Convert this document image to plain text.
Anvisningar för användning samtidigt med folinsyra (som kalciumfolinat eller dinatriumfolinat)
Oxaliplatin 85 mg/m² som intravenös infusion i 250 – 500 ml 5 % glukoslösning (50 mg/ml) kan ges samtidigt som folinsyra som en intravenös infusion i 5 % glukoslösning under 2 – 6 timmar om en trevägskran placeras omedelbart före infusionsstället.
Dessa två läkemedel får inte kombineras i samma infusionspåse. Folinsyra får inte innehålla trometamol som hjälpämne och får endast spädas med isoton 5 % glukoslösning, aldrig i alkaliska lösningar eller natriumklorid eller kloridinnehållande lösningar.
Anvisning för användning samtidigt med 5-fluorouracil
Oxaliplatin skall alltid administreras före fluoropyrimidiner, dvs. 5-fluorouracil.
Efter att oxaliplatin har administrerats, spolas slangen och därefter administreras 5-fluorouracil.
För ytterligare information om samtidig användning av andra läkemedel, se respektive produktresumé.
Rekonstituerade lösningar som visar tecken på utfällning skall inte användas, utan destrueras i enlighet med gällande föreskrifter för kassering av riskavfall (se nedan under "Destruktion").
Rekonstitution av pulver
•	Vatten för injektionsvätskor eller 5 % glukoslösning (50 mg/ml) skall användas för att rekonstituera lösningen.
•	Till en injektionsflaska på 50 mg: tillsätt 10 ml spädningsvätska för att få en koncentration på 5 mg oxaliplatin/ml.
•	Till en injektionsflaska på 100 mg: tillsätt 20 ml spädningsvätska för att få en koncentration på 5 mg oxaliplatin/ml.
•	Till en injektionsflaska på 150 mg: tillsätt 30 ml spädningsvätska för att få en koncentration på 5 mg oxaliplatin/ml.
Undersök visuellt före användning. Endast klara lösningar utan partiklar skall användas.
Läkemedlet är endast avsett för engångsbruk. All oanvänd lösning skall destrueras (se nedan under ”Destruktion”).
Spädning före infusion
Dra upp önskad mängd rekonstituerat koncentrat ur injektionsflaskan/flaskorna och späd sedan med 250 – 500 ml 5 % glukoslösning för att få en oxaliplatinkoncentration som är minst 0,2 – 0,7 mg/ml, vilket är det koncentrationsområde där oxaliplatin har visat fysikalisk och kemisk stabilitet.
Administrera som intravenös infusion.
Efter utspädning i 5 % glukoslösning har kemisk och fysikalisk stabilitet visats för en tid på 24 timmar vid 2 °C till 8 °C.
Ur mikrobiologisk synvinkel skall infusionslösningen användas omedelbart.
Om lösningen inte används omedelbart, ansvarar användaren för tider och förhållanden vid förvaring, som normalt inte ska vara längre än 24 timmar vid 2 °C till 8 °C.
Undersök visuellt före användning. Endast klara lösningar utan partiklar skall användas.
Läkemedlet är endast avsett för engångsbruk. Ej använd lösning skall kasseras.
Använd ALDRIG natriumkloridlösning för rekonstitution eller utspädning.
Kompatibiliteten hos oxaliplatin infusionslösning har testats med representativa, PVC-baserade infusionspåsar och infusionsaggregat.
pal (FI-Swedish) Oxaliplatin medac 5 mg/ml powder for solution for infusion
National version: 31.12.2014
§
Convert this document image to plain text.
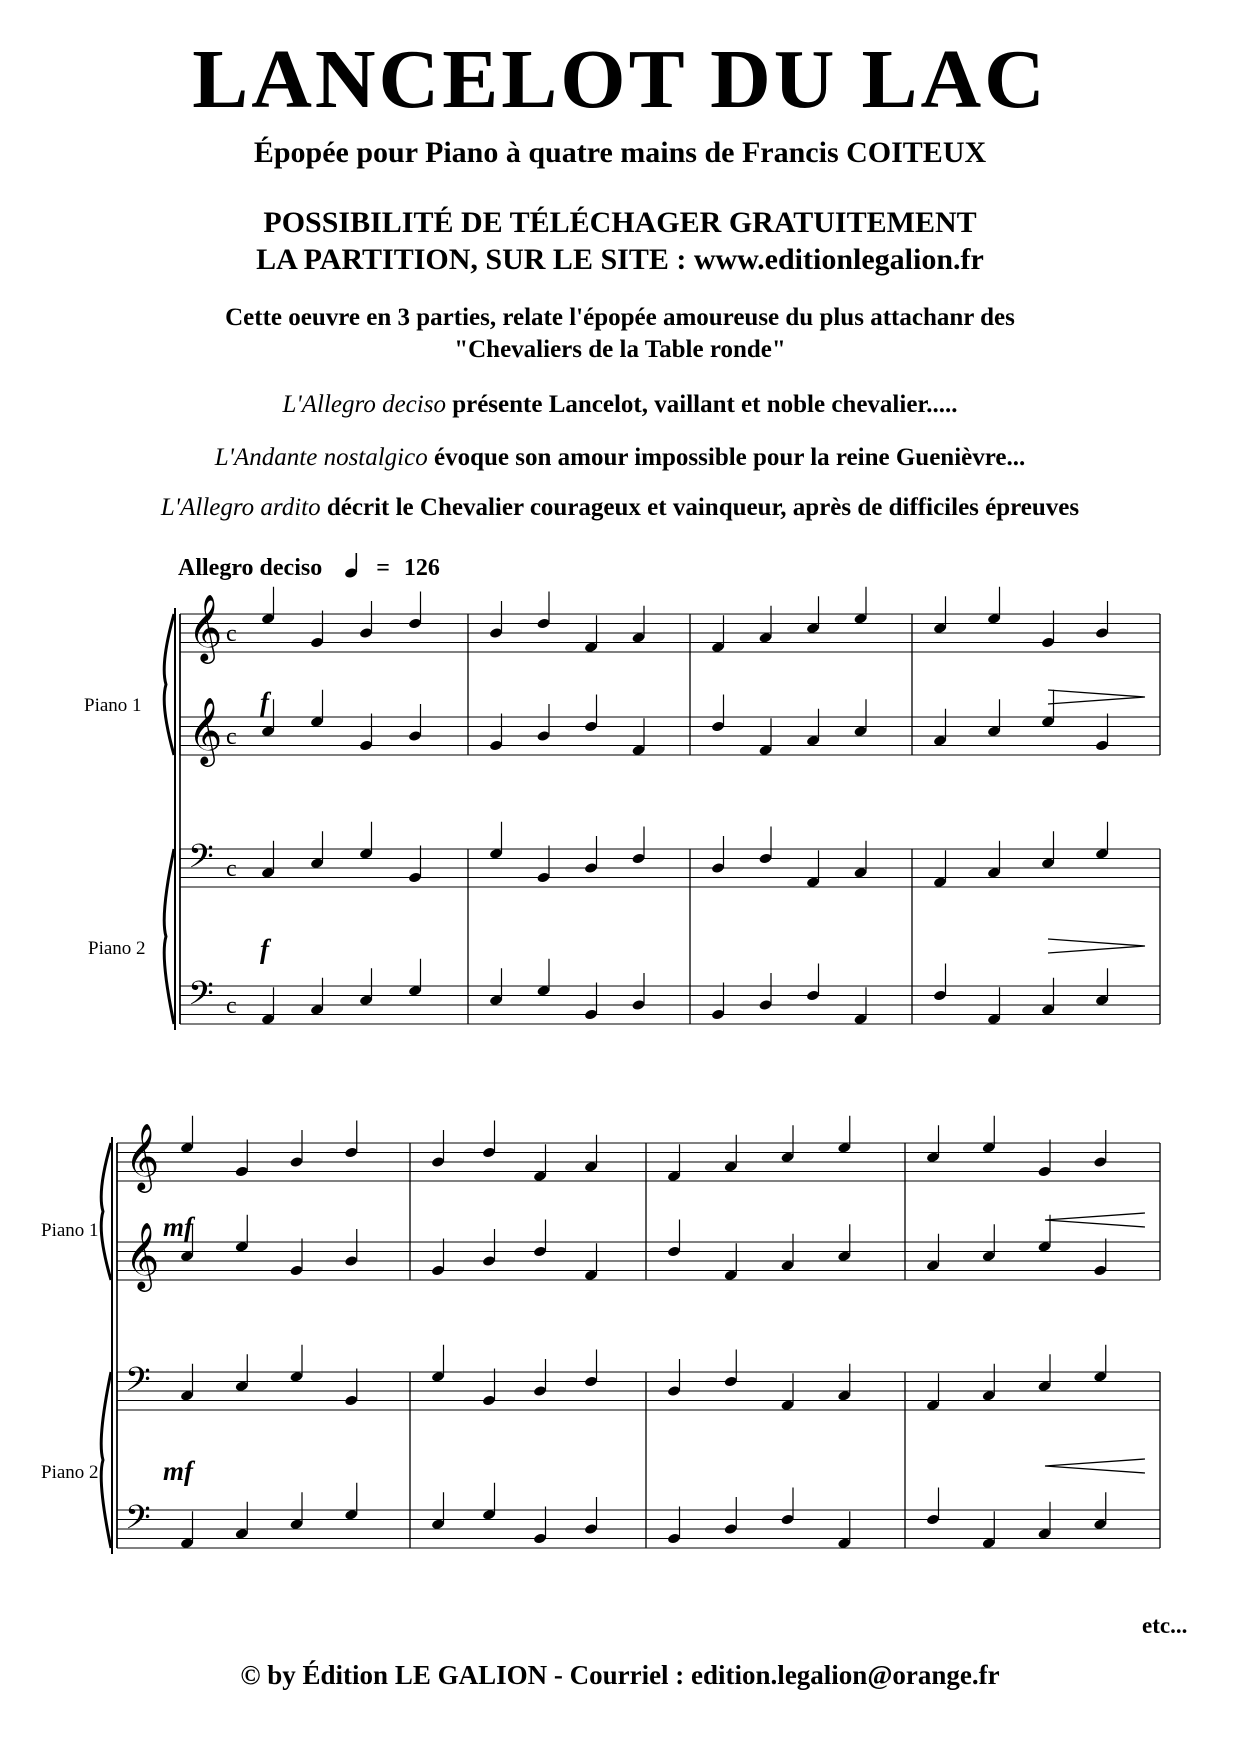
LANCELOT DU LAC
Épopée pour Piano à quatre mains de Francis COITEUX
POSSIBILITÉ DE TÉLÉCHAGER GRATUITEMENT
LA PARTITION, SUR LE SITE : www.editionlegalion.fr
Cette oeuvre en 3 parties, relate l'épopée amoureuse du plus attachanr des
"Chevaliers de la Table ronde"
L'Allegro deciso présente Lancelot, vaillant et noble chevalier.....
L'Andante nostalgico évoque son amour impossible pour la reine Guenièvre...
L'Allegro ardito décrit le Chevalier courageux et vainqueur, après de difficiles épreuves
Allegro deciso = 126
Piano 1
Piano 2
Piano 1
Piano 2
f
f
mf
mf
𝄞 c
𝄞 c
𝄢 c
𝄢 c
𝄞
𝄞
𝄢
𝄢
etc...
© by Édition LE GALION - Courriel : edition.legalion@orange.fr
§
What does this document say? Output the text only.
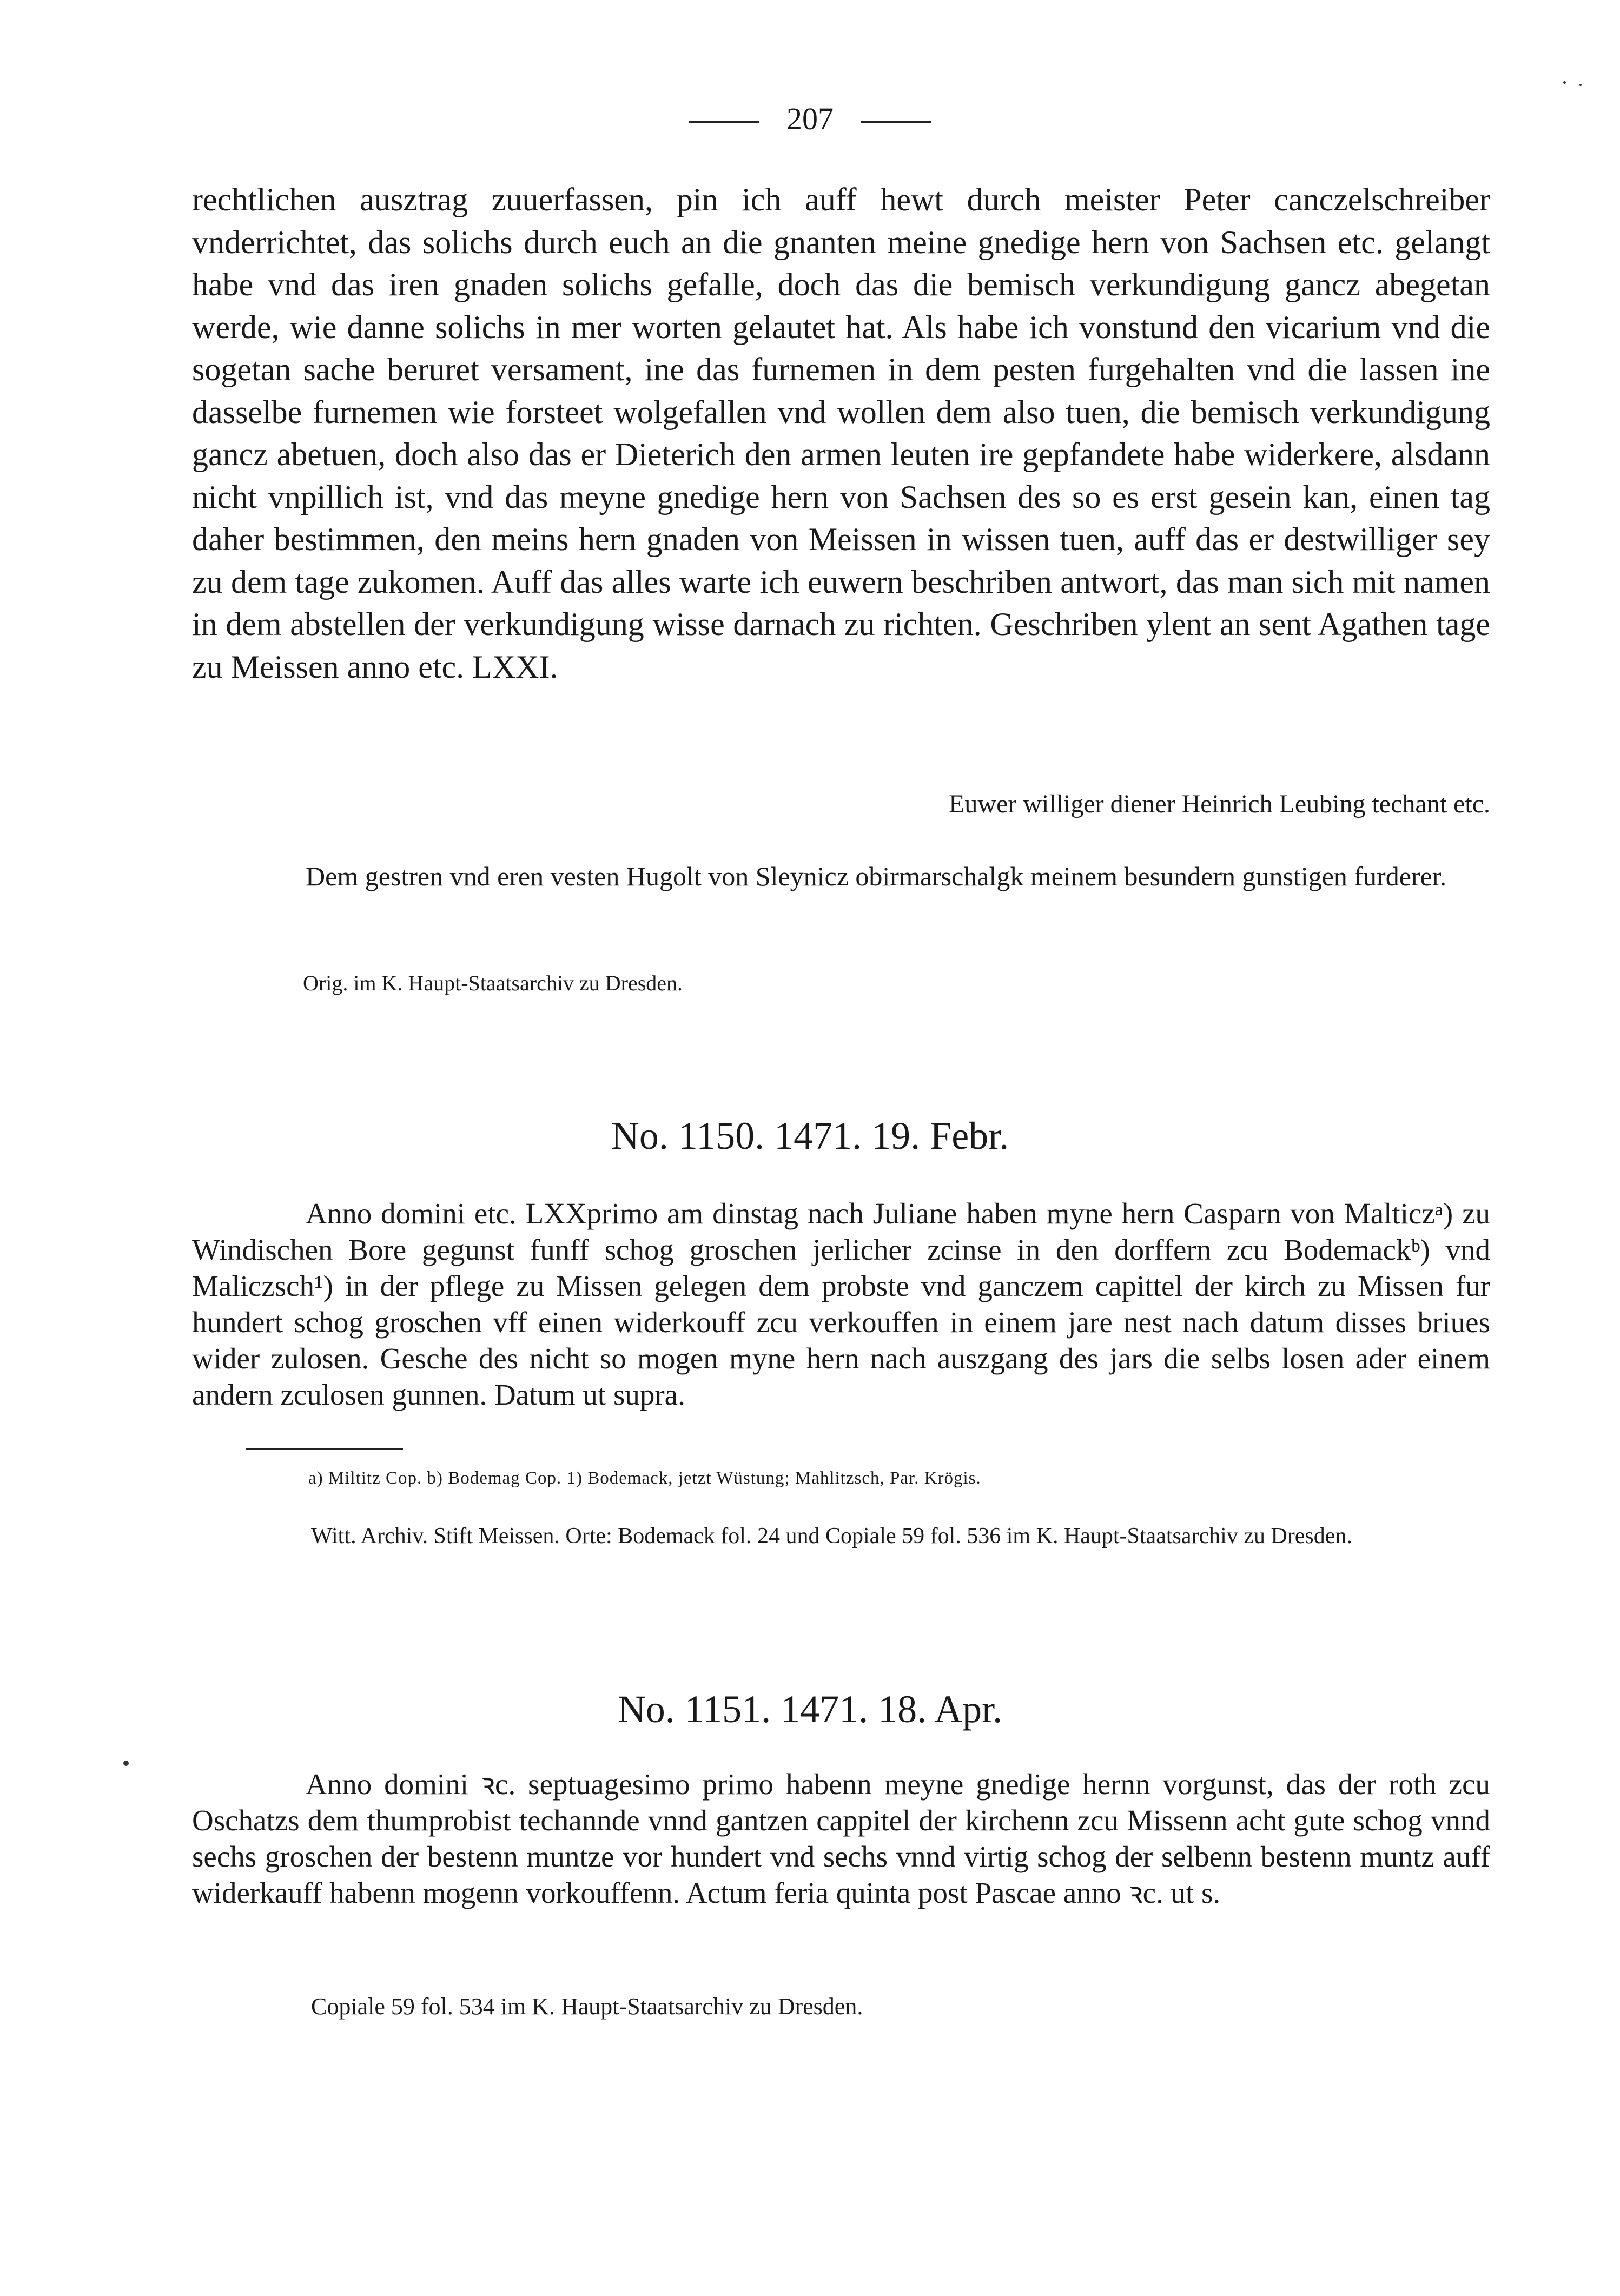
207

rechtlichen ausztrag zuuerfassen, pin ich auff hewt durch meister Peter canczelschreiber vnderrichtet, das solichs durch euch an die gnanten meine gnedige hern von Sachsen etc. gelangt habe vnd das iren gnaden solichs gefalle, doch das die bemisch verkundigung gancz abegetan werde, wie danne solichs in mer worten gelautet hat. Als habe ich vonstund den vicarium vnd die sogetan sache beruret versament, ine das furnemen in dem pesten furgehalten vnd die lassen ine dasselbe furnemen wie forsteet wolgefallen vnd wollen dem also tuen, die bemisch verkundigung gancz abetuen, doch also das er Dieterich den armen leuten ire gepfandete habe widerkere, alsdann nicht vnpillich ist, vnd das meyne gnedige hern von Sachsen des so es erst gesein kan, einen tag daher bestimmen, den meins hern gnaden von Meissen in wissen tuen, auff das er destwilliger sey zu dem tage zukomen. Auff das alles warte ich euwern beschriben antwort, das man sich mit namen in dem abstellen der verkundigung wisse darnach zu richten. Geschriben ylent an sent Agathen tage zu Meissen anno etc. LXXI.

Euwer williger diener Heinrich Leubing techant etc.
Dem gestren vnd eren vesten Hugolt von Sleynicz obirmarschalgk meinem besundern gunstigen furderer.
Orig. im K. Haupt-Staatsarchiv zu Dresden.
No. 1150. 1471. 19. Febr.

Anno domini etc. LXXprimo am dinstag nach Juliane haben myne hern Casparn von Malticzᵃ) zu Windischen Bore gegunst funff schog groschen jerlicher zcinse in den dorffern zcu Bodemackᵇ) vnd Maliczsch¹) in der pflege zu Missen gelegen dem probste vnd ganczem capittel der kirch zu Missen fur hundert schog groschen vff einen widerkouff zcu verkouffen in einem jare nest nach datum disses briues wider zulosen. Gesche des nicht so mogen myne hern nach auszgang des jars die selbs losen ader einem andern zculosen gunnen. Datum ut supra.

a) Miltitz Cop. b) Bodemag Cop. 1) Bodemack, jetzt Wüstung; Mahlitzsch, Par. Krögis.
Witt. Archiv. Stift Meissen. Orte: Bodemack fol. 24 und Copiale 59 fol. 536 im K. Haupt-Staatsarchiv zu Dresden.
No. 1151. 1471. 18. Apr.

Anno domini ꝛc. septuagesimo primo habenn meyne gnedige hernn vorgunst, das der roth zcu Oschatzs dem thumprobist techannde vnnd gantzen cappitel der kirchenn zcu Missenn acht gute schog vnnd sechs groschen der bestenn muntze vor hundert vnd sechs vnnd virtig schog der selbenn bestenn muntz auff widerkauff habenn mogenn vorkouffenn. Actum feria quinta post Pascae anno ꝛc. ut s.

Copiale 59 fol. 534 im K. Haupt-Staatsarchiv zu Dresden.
§
### [Prompt]
Report how many lines in these entries contain "Läkemedlet". Answer with the number only.

### [Response to the exercise]
2